# TEXT BLOCK:

┄┄┄┄┄┄┄┄┄┄┄┄┄┄┄┄┄┄┄┄

Turbo - Setting-up the Wastegate
Wastegate mechanism setup Garret T2
|File:IMG 5951(640x480).jpg||While the turbo is on bench, the wastegate poppet valve can be checked. Drop off the actuating arm from the solenoid and look under the circular valve in the exhaust outlet chamber. Are the seats of the valve and wastegate port it mates with in reasoanble condition. Does it look like it has been running open at all (heavy carbon on faces). Does it look like it would seal? This doesn't have to be the same standard as an exhaust or inlet valve seat, but a quick lapping with some medium valve grinding paste will take out a fair bit of damage quite quickly. Leave the poppet valve on the pivot arm and rotate back and forth manually (spinning valves with electric drills to lap them in is not a good practice).
If you have to change any of the wastegate's parts or alignment, you can re-check the initial boost pressure that triggers exhaust dumping (bypassing the turbine). First the actuating rod's length should be such that the valve is just held closed. Connect a foot pump with built-in gauge to the solenoid nozzle (barb), and watching the actuator for the first signs of opening, slowly press down on the pump. Note the pressure. By also allowing it to bleed down, you should find it closes at a similar point, but there will be a bit of overlap (intended by VW). These VW diesel wastegates are usually setup for 0.5 bar, about 7.5 psi.
This sets the maximum boost, or is intended to - of course can be modified using bleed valves in the line, or better still, Grainger style valves that actually allow an accurate max boost pressure to be set. 4 or 5 psi can be added without too much concern, above that the fuelling of a diesel would normally need to be looked at. Once you get to 15 psi an EGT and boost gauge to monitor for reliability is recommended. You will need to block off the BOV to get above about 10 psi (the safety Blow Off Valve in the inlet manifold) NB. Don't mess with petrol engine boosts unless you really do know what you are doing!
Make sure you fit the wastegate pressure feed line with good fittings, don't use small jubilee/hose clips to secure it, they distort at that size and create leaks, use the original light fittings or swaged fuel-pipe style clamps. Can test the solenoid end connection easily enough for leaks, but not inlet boost side connection.
NB. Lapping the wastegate valve and seat on a KKK 14 turbo is a different job altogether. More difficult, but can be done though (coming later)
KKK K14 – Waste gate valve seat repair
A big clean bench, preferably with a vice (unless you like wrestling turbos).
12mm Ring spanner for the banjo bolts of waste gate actuator pipe
An old 5mm allen key with 10mm cut off the short end
Possibly a slide hammer
Possibly gas torch or good heat source
Probably a sharp 5mm drill
Probably a centre punch
Probably an M6 tap
4 off - 6mm copper washers for banjo connectors on waste gate actuator pipe (compressor housing to waste gate actuator)

┄┄┄┄┄┄┄┄┄┄┄┄┄┄┄┄┄┄┄┄

# GIVEN EXERCISE:
Write out word for word the part of the wastegate guide that opens with the words containing "If you have" and closes with "about 7.5 psi.".

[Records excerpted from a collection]
┄┄┄┄┄┄┄┄┄┄┄┄┄┄┄┄┄┄┄┄

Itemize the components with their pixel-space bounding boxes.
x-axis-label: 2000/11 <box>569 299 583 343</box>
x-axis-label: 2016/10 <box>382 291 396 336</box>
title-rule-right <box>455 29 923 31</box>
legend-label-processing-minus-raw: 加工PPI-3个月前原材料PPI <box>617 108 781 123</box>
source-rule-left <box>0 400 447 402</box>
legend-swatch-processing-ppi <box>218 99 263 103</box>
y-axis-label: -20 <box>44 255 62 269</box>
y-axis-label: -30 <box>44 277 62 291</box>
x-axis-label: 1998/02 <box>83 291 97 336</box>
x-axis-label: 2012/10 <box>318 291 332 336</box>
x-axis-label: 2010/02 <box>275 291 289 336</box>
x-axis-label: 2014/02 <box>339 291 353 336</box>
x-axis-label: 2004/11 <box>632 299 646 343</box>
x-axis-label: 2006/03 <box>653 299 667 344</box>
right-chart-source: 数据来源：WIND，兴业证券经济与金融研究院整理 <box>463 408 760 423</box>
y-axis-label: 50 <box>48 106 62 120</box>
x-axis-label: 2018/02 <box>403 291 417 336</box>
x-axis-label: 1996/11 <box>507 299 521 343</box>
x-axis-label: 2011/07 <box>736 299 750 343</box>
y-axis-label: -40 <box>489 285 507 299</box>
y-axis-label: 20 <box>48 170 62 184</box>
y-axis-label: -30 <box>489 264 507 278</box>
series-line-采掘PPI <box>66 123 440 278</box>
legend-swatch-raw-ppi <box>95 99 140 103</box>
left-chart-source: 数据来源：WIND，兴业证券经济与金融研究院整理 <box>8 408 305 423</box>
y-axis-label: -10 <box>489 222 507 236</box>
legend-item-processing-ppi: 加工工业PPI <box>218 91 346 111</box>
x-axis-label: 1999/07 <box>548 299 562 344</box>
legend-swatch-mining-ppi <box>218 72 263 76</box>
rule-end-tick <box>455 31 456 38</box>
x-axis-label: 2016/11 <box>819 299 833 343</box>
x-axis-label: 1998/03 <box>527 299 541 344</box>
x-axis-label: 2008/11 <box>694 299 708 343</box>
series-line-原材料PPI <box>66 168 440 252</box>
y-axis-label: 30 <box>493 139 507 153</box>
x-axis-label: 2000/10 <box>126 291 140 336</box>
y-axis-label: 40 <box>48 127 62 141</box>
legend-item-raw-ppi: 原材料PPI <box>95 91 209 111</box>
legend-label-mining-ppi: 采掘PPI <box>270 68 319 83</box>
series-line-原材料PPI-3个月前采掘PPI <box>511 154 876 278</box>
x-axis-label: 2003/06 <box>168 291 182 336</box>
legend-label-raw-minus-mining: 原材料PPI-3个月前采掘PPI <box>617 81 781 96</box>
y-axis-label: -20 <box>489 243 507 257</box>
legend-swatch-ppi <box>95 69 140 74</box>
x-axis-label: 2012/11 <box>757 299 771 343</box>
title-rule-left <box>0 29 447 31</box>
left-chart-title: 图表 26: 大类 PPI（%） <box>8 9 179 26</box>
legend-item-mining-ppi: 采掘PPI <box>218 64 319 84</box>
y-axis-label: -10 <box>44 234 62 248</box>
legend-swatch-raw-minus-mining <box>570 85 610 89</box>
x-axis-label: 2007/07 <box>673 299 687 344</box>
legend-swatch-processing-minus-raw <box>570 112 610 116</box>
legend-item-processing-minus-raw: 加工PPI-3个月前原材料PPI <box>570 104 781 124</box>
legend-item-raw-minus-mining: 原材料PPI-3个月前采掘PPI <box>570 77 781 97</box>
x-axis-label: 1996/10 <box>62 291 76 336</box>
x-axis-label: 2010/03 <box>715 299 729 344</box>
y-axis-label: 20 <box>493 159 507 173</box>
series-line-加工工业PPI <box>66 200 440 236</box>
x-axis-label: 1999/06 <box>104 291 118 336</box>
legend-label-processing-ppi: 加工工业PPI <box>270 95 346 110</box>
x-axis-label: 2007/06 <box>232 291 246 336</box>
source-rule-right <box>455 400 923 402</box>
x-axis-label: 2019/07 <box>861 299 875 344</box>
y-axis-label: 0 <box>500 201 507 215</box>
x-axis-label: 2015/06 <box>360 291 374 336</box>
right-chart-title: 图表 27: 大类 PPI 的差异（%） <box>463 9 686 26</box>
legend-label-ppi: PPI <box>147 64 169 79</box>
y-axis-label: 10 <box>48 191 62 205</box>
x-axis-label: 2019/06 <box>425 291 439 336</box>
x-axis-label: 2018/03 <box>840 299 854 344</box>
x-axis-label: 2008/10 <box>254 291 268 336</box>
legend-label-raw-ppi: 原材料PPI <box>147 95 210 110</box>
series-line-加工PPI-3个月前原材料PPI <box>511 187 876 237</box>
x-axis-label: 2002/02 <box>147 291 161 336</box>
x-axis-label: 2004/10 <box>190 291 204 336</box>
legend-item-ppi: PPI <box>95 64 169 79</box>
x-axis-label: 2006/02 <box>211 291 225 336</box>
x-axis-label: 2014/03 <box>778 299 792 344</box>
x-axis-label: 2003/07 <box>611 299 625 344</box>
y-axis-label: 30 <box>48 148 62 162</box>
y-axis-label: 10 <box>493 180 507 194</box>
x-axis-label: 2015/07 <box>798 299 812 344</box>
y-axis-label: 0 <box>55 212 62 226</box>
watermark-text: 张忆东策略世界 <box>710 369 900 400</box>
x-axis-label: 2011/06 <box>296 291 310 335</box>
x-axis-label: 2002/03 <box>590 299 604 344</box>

┄┄┄┄┄┄┄┄┄┄┄┄┄┄┄┄┄┄┄┄

# OUTPUT FOR THIS TASK:
If you have to change any of the wastegate's parts or alignment, you can re-check the initial boost pressure that triggers exhaust dumping (bypassing the turbine). First the actuating rod's length should be such that the valve is just held closed. Connect a foot pump with built-in gauge to the solenoid nozzle (barb), and watching the actuator for the first signs of opening, slowly press down on the pump. Note the pressure. By also allowing it to bleed down, you should find it closes at a similar point, but there will be a bit of overlap (intended by VW). These VW diesel wastegates are usually setup for 0.5 bar, about 7.5 psi.